● To be done: Scan the data below and report how many lines include the word "nejsou". Nothing else is wanted.

● Task inputs:
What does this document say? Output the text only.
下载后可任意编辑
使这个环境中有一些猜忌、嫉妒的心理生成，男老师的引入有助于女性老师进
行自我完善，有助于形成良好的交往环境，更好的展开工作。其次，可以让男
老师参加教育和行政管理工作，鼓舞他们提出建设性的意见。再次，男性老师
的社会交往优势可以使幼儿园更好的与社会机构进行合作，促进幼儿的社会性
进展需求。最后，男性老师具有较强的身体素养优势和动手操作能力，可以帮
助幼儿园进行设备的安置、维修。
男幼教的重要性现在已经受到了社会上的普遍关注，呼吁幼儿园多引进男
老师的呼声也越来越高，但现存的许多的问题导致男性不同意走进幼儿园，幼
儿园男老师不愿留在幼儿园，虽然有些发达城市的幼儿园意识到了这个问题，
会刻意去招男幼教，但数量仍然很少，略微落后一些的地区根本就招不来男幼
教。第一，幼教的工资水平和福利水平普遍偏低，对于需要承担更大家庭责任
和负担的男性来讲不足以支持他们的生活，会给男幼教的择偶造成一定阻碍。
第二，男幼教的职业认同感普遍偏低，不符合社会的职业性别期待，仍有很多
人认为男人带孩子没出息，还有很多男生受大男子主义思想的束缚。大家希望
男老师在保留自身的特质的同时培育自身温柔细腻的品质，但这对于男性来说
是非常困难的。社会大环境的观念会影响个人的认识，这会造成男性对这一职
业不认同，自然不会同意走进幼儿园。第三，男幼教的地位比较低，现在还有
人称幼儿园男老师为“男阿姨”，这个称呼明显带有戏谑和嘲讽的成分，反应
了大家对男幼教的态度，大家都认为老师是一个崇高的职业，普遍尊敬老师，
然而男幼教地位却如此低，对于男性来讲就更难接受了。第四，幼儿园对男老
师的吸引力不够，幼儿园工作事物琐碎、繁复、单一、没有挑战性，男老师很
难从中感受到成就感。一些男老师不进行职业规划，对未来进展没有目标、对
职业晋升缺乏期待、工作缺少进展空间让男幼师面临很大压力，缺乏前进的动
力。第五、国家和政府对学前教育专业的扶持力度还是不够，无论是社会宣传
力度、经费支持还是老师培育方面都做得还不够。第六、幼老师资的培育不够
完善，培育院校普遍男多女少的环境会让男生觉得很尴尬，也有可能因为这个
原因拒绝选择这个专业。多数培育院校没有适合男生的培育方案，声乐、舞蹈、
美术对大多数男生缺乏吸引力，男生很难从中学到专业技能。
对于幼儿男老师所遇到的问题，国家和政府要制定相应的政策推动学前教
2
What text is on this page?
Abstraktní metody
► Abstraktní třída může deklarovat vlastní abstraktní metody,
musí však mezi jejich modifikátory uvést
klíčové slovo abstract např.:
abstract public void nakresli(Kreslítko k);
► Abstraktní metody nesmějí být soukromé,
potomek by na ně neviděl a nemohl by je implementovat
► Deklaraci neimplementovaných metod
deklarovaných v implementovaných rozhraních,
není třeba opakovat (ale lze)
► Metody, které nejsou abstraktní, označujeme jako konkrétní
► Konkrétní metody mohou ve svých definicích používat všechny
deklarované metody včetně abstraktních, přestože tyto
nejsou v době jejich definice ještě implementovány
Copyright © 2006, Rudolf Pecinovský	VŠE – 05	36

● Reply to the exercise: 2